WORK INSTRUCTIONS:
Please set down all the lines beneath this one exactly, without the pictures.

-- BEGIN DATASET EXCERPTS --

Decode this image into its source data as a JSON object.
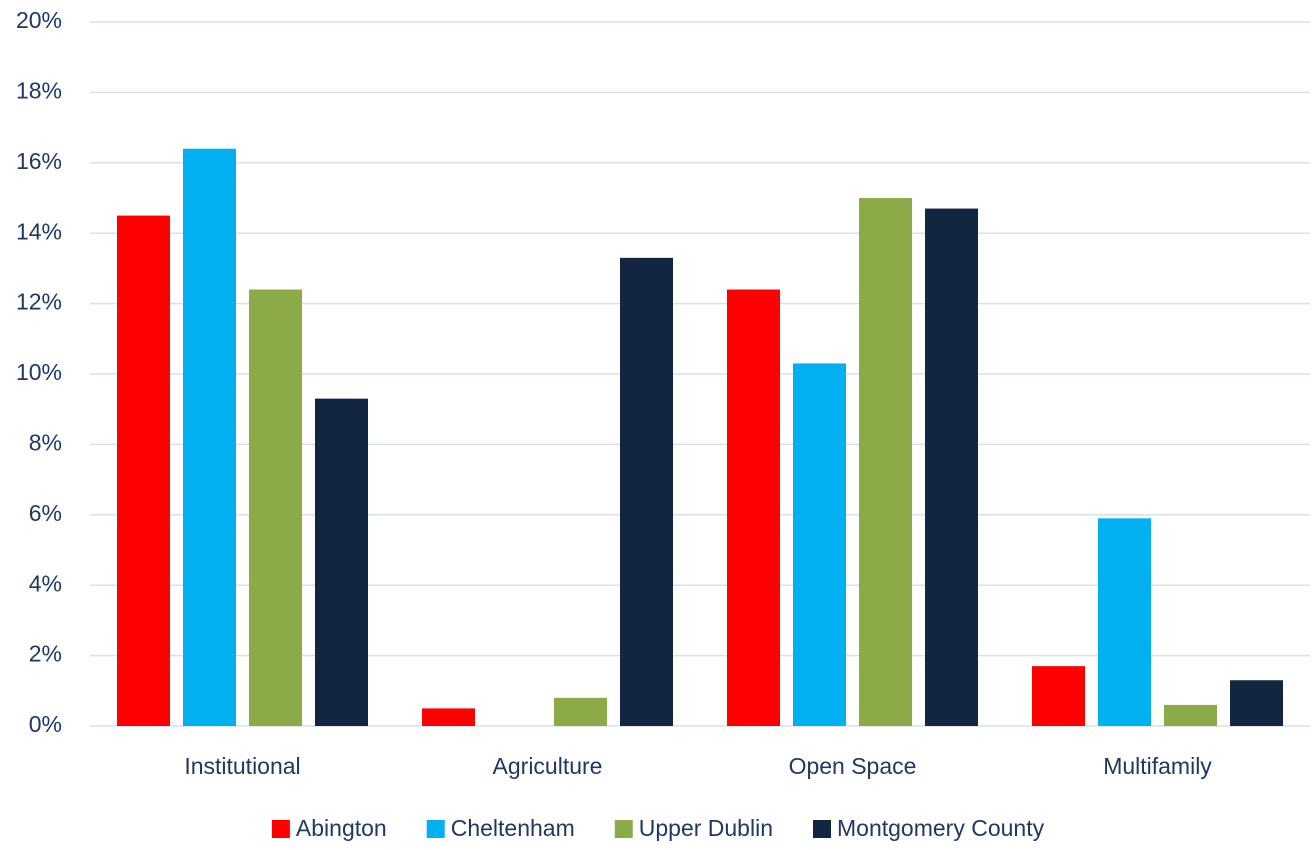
{
  "chart_data": {
    "type": "bar",
    "categories": [
      "Institutional",
      "Agriculture",
      "Open Space",
      "Multifamily"
    ],
    "series": [
      {
        "name": "Abington",
        "color": "#ff0000",
        "values": [
          14.5,
          0.5,
          12.4,
          1.7
        ]
      },
      {
        "name": "Cheltenham",
        "color": "#00b0f0",
        "values": [
          16.4,
          0,
          10.3,
          5.9
        ]
      },
      {
        "name": "Upper Dublin",
        "color": "#8aab48",
        "values": [
          12.4,
          0.8,
          15.0,
          0.6
        ]
      },
      {
        "name": "Montgomery County",
        "color": "#132641",
        "values": [
          9.3,
          13.3,
          14.7,
          1.3
        ]
      }
    ],
    "ylim": [
      0,
      20
    ],
    "yticks": [
      {
        "value": 0,
        "label": "0%"
      },
      {
        "value": 2,
        "label": "2%"
      },
      {
        "value": 4,
        "label": "4%"
      },
      {
        "value": 6,
        "label": "6%"
      },
      {
        "value": 8,
        "label": "8%"
      },
      {
        "value": 10,
        "label": "10%"
      },
      {
        "value": 12,
        "label": "12%"
      },
      {
        "value": 14,
        "label": "14%"
      },
      {
        "value": 16,
        "label": "16%"
      },
      {
        "value": 18,
        "label": "18%"
      },
      {
        "value": 20,
        "label": "20%"
      }
    ],
    "grid": true,
    "legend": "bottom"
  }
}
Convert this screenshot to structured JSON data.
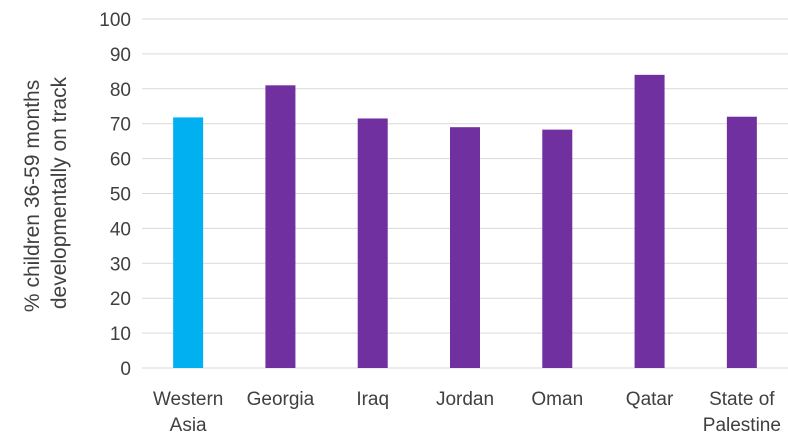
{
  "chart_data": {
    "type": "bar",
    "categories": [
      [
        "Western",
        "Asia"
      ],
      [
        "Georgia"
      ],
      [
        "Iraq"
      ],
      [
        "Jordan"
      ],
      [
        "Oman"
      ],
      [
        "Qatar"
      ],
      [
        "State of",
        "Palestine"
      ]
    ],
    "values": [
      71.8,
      81.0,
      71.5,
      69.0,
      68.3,
      84.0,
      72.0
    ],
    "bar_colors": [
      "#00b0f0",
      "#7030a0",
      "#7030a0",
      "#7030a0",
      "#7030a0",
      "#7030a0",
      "#7030a0"
    ],
    "ylabel": [
      "% children 36-59 months",
      "developmentally on track"
    ],
    "ylim": [
      0,
      100
    ],
    "yticks": [
      0,
      10,
      20,
      30,
      40,
      50,
      60,
      70,
      80,
      90,
      100
    ],
    "grid": true,
    "gridline_color": "#d9d9d9"
  }
}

-- END DATASET EXCERPTS --

FINAL ANSWER:
Decode this image into its source data as a JSON object.
{
  "chart_data": {
    "type": "bar",
    "categories": [
      "Institutional",
      "Agriculture",
      "Open Space",
      "Multifamily"
    ],
    "series": [
      {
        "name": "Abington",
        "color": "#ff0000",
        "values": [
          14.5,
          0.5,
          12.4,
          1.7
        ]
      },
      {
        "name": "Cheltenham",
        "color": "#00b0f0",
        "values": [
          16.4,
          0,
          10.3,
          5.9
        ]
      },
      {
        "name": "Upper Dublin",
        "color": "#8aab48",
        "values": [
          12.4,
          0.8,
          15.0,
          0.6
        ]
      },
      {
        "name": "Montgomery County",
        "color": "#132641",
        "values": [
          9.3,
          13.3,
          14.7,
          1.3
        ]
      }
    ],
    "ylim": [
      0,
      20
    ],
    "yticks": [
      {
        "value": 0,
        "label": "0%"
      },
      {
        "value": 2,
        "label": "2%"
      },
      {
        "value": 4,
        "label": "4%"
      },
      {
        "value": 6,
        "label": "6%"
      },
      {
        "value": 8,
        "label": "8%"
      },
      {
        "value": 10,
        "label": "10%"
      },
      {
        "value": 12,
        "label": "12%"
      },
      {
        "value": 14,
        "label": "14%"
      },
      {
        "value": 16,
        "label": "16%"
      },
      {
        "value": 18,
        "label": "18%"
      },
      {
        "value": 20,
        "label": "20%"
      }
    ],
    "grid": true,
    "legend": "bottom"
  }
}
Convert this screenshot to structured JSON data.
{
  "chart_data": {
    "type": "bar",
    "categories": [
      [
        "Western",
        "Asia"
      ],
      [
        "Georgia"
      ],
      [
        "Iraq"
      ],
      [
        "Jordan"
      ],
      [
        "Oman"
      ],
      [
        "Qatar"
      ],
      [
        "State of",
        "Palestine"
      ]
    ],
    "values": [
      71.8,
      81.0,
      71.5,
      69.0,
      68.3,
      84.0,
      72.0
    ],
    "bar_colors": [
      "#00b0f0",
      "#7030a0",
      "#7030a0",
      "#7030a0",
      "#7030a0",
      "#7030a0",
      "#7030a0"
    ],
    "ylabel": [
      "% children 36-59 months",
      "developmentally on track"
    ],
    "ylim": [
      0,
      100
    ],
    "yticks": [
      0,
      10,
      20,
      30,
      40,
      50,
      60,
      70,
      80,
      90,
      100
    ],
    "grid": true,
    "gridline_color": "#d9d9d9"
  }
}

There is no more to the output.